*Exercise*: Taking the records line by line, how many lines contain the word "heatmap"? Answer with the number only.

*Material provided*:
========================================================================

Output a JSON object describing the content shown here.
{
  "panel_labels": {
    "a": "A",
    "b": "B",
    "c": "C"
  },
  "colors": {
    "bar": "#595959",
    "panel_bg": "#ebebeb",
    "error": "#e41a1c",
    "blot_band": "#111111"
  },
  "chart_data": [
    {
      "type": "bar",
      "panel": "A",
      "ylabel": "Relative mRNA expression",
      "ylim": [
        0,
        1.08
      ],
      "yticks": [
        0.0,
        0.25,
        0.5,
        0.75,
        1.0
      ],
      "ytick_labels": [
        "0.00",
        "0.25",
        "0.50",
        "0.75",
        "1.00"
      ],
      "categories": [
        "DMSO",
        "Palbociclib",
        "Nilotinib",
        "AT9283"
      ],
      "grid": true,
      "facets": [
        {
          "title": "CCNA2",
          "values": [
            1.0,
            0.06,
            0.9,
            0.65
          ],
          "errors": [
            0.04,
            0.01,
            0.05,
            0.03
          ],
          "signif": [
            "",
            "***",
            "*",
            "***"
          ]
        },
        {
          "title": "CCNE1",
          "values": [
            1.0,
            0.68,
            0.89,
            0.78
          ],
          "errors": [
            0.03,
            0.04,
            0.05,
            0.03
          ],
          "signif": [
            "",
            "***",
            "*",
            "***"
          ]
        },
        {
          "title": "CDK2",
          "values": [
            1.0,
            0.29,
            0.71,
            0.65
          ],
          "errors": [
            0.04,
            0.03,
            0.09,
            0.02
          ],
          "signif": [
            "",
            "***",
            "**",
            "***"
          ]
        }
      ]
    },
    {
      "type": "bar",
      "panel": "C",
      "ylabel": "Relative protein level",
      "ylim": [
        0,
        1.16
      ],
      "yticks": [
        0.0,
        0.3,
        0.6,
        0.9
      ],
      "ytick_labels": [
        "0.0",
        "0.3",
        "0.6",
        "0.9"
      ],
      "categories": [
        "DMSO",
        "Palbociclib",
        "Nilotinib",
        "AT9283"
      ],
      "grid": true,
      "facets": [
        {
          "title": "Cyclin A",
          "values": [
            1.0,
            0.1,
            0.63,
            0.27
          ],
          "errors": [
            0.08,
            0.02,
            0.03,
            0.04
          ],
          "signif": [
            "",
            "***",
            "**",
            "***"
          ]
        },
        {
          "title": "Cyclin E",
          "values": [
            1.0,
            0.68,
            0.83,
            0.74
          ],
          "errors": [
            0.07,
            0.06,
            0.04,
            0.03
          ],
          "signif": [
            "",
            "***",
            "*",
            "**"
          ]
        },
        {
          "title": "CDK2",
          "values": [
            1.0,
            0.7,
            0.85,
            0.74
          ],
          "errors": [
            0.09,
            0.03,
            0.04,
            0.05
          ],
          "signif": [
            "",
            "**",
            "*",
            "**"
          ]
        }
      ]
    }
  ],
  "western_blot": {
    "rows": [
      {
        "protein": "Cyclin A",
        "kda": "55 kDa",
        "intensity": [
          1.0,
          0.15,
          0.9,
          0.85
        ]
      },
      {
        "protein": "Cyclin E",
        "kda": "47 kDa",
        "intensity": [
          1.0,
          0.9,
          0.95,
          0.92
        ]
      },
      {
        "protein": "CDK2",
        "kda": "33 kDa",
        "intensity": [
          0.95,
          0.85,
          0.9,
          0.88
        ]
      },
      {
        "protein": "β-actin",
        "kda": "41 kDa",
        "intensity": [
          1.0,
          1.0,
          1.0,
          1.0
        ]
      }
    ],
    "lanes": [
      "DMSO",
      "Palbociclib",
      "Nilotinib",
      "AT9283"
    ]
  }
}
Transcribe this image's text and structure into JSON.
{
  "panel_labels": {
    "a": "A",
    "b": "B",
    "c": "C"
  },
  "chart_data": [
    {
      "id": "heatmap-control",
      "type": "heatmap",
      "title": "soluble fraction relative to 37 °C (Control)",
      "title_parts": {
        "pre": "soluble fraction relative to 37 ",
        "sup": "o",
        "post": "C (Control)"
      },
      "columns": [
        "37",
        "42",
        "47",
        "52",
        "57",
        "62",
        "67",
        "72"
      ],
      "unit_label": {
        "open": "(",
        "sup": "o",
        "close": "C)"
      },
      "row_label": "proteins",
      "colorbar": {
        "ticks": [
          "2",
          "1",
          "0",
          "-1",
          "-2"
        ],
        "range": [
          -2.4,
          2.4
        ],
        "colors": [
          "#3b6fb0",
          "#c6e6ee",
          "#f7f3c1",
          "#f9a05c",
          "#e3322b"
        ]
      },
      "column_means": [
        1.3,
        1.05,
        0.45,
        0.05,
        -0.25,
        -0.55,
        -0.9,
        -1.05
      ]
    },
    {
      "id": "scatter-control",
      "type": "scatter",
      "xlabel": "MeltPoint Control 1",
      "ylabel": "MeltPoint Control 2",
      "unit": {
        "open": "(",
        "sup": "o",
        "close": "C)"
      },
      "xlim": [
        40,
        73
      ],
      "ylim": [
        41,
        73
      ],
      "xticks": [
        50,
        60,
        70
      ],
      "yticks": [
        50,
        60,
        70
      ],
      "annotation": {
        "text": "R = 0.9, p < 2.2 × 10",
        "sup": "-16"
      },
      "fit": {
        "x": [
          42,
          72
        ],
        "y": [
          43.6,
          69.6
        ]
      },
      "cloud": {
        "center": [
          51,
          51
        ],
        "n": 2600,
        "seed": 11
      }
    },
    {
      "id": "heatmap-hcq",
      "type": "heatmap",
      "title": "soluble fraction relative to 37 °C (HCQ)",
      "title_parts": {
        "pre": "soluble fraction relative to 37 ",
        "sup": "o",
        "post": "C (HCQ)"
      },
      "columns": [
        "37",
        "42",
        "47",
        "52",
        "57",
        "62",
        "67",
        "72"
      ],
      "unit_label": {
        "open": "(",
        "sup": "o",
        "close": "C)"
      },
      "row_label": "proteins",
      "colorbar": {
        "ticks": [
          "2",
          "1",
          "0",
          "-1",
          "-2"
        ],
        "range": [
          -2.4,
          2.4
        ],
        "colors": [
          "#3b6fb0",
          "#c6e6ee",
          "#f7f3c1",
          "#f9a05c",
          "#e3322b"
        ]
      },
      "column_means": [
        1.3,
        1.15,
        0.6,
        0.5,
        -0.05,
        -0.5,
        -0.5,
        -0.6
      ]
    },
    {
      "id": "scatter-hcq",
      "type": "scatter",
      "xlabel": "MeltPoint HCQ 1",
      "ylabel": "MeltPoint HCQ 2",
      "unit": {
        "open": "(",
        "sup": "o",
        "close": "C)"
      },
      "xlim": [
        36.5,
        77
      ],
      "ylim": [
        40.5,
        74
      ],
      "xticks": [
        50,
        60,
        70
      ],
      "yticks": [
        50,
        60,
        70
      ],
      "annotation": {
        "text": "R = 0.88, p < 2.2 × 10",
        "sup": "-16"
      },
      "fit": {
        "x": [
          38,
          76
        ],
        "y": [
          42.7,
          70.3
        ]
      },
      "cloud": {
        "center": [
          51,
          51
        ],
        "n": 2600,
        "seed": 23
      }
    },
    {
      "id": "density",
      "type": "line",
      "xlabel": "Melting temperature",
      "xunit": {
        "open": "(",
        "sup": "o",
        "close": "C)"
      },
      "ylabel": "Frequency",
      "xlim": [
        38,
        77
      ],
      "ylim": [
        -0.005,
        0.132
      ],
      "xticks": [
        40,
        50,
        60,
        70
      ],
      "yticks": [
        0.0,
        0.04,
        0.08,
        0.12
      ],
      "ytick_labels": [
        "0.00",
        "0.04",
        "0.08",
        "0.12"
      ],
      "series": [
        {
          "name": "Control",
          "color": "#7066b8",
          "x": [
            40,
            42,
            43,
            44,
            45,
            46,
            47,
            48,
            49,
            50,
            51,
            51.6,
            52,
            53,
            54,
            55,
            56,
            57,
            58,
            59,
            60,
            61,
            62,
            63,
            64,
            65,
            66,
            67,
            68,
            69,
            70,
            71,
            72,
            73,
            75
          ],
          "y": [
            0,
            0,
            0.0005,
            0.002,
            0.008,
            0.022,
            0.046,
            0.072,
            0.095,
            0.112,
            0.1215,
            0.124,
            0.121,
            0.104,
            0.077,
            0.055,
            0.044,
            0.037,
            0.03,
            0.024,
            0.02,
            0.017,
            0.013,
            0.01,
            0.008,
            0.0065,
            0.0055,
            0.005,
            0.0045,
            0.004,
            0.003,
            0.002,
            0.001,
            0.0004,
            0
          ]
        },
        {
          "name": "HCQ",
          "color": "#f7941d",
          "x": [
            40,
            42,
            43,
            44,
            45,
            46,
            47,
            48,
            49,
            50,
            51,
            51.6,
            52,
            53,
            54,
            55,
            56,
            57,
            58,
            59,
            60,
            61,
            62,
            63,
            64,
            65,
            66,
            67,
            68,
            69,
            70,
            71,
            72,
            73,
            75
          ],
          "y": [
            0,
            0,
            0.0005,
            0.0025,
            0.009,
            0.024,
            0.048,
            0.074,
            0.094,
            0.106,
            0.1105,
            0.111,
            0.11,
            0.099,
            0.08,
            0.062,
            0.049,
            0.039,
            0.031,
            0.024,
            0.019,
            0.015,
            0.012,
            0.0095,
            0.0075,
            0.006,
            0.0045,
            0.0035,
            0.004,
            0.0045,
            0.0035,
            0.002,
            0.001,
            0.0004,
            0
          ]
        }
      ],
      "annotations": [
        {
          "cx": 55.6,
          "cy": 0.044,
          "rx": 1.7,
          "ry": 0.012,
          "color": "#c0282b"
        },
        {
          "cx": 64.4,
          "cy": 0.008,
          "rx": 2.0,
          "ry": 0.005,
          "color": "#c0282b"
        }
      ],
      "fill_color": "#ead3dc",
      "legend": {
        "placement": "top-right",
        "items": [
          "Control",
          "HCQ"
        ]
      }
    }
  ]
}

========================================================================

*Problem solution*: 4